Report, as a bare number, how many lines of the material below contain the word "Income".

────────────────────

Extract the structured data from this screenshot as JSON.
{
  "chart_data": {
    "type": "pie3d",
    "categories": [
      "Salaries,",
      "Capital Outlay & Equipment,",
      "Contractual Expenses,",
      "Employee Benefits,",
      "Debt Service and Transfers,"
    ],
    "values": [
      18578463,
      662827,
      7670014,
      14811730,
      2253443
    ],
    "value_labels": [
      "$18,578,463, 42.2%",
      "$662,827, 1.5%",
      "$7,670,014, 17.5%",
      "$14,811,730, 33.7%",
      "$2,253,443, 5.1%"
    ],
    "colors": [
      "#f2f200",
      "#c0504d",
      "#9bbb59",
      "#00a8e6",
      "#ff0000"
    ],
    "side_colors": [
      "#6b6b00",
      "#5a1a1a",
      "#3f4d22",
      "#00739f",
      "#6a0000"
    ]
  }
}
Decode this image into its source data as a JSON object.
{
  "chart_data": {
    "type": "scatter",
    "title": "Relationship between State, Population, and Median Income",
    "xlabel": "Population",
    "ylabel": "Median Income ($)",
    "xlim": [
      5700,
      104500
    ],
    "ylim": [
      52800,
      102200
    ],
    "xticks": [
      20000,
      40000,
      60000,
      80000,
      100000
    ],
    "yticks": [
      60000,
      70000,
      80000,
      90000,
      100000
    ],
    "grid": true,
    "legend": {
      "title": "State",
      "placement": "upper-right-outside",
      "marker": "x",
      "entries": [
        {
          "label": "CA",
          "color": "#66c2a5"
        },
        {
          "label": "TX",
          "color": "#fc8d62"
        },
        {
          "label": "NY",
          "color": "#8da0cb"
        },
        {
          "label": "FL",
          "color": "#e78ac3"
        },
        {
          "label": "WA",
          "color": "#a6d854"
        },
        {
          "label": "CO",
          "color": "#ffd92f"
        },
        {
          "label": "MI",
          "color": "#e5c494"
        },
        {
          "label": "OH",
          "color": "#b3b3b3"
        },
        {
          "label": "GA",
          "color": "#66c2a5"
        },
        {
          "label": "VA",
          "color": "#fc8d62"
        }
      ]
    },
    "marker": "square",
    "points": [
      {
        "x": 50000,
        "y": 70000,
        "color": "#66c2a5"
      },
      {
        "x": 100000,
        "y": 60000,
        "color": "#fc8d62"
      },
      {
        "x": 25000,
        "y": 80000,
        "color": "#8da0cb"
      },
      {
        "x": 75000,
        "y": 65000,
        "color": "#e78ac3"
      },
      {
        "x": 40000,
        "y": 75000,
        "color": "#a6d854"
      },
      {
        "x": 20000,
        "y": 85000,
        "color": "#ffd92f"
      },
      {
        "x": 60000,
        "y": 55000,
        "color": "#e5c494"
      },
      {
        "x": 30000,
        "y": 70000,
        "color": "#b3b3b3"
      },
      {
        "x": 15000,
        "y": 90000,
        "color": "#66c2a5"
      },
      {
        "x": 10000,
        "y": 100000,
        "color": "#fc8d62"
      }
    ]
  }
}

────────────────────

## SOLUTION BELOW
2